→ What is needed
Starting at the line containing "option-16b: B. He" and ending at the line containing "options-19 — [119, 540, 369, 556]", output those lines of the material as a numbered list, omitting any blank lines.
====== Extracted information
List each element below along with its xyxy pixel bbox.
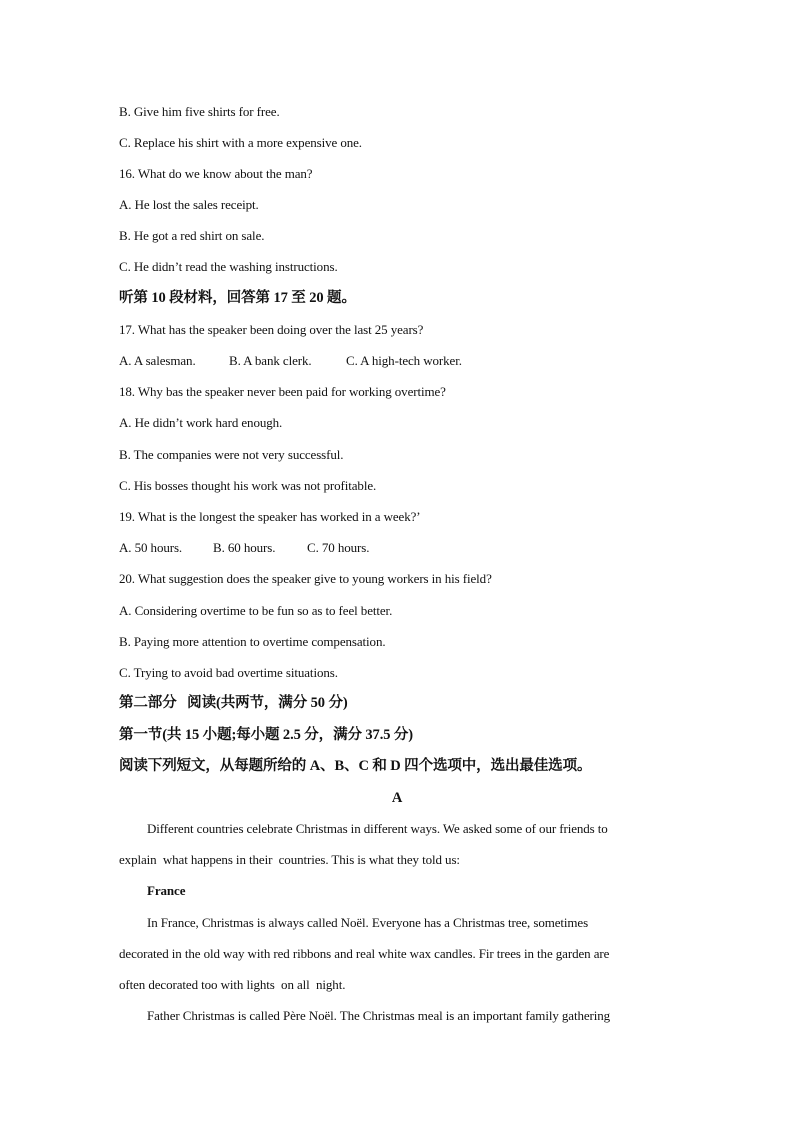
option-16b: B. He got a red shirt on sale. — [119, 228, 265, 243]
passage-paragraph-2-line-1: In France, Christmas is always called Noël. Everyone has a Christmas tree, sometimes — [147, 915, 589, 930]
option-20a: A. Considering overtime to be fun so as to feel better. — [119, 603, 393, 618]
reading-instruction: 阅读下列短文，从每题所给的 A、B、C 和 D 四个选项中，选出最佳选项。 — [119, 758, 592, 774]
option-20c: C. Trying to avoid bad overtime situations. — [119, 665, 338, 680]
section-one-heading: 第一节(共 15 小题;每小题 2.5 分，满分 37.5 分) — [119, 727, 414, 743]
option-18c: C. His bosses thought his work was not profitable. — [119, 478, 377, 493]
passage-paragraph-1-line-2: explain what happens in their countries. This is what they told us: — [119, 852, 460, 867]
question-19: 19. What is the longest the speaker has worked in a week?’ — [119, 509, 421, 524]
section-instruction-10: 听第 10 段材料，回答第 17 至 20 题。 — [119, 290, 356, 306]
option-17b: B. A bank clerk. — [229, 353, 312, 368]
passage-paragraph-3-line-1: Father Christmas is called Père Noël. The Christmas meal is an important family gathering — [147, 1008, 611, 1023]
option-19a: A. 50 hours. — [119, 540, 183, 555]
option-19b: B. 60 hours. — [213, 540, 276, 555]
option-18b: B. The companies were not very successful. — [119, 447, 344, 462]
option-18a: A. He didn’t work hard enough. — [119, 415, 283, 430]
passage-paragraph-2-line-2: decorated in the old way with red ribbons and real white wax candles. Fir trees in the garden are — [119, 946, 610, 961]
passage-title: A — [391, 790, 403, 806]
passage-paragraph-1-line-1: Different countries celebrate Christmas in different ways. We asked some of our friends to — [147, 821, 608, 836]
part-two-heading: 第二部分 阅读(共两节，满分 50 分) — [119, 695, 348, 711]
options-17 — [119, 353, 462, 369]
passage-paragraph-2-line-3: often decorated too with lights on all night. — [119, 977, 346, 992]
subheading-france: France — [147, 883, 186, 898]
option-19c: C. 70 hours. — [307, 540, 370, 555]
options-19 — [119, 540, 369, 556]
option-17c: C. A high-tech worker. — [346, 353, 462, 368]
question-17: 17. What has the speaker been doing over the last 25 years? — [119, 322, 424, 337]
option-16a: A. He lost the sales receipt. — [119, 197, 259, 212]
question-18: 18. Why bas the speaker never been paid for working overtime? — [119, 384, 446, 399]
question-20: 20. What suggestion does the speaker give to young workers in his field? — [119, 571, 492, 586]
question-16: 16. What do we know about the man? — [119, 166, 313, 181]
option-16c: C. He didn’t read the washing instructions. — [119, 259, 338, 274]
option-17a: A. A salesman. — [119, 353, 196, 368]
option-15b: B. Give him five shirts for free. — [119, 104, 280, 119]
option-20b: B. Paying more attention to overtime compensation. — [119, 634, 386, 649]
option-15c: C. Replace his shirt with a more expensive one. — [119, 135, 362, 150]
============
→ Task answer
1. option-16b: B. He got a red shirt on sale. — [119, 228, 265, 243]
2. passage-paragraph-2-line-1: In France, Christmas is always called Noël. Everyone has a Christmas tree, sometimes — [147, 915, 589, 930]
3. option-20a: A. Considering overtime to be fun so as to feel better. — [119, 603, 393, 618]
4. reading-instruction: 阅读下列短文，从每题所给的 A、B、C 和 D 四个选项中，选出最佳选项。 — [119, 758, 592, 774]
5. option-20c: C. Trying to avoid bad overtime situations. — [119, 665, 338, 680]
6. section-one-heading: 第一节(共 15 小题;每小题 2.5 分，满分 37.5 分) — [119, 727, 414, 743]
7. option-18c: C. His bosses thought his work was not profitable. — [119, 478, 377, 493]
8. passage-paragraph-1-line-2: explain what happens in their countries. This is what they told us: — [119, 852, 460, 867]
9. question-19: 19. What is the longest the speaker has worked in a week?’ — [119, 509, 421, 524]
10. section-instruction-10: 听第 10 段材料，回答第 17 至 20 题。 — [119, 290, 356, 306]
11. option-17b: B. A bank clerk. — [229, 353, 312, 368]
12. passage-paragraph-3-line-1: Father Christmas is called Père Noël. The Christmas meal is an important family gathering — [147, 1008, 611, 1023]
13. option-19a: A. 50 hours. — [119, 540, 183, 555]
14. option-19b: B. 60 hours. — [213, 540, 276, 555]
15. option-18b: B. The companies were not very successful. — [119, 447, 344, 462]
16. option-18a: A. He didn’t work hard enough. — [119, 415, 283, 430]
17. passage-paragraph-2-line-2: decorated in the old way with red ribbons and real white wax candles. Fir trees in the garden are — [119, 946, 610, 961]
18. passage-title: A — [391, 790, 403, 806]
19. passage-paragraph-1-line-1: Different countries celebrate Christmas in different ways. We asked some of our friends to — [147, 821, 608, 836]
20. part-two-heading: 第二部分 阅读(共两节，满分 50 分) — [119, 695, 348, 711]
21. options-17 — [119, 353, 462, 369]
22. passage-paragraph-2-line-3: often decorated too with lights on all night. — [119, 977, 346, 992]
23. subheading-france: France — [147, 883, 186, 898]
24. option-19c: C. 70 hours. — [307, 540, 370, 555]
25. options-19 — [119, 540, 369, 556]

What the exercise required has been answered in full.